▸ **Written exercise**: Tally how many lines include "Technické". The number is the whole answer.

▸ **Data to process**:

########################################

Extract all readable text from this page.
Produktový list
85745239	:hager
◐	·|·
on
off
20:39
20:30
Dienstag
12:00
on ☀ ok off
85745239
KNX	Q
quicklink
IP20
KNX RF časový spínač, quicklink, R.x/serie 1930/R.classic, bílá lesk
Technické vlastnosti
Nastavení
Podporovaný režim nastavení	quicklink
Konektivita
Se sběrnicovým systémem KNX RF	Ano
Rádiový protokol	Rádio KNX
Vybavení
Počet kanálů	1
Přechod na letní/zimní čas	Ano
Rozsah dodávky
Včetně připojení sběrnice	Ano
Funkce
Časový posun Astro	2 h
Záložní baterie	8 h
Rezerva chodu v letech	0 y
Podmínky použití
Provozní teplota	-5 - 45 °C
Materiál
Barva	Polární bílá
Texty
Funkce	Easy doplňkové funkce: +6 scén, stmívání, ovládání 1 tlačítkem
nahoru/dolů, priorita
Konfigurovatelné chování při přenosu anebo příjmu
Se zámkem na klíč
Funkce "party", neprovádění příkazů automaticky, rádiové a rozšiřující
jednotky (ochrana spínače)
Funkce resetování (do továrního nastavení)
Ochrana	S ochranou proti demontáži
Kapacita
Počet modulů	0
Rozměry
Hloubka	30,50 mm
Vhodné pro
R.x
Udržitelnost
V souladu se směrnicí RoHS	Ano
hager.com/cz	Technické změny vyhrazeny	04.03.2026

########################################

▸ **Result**: 2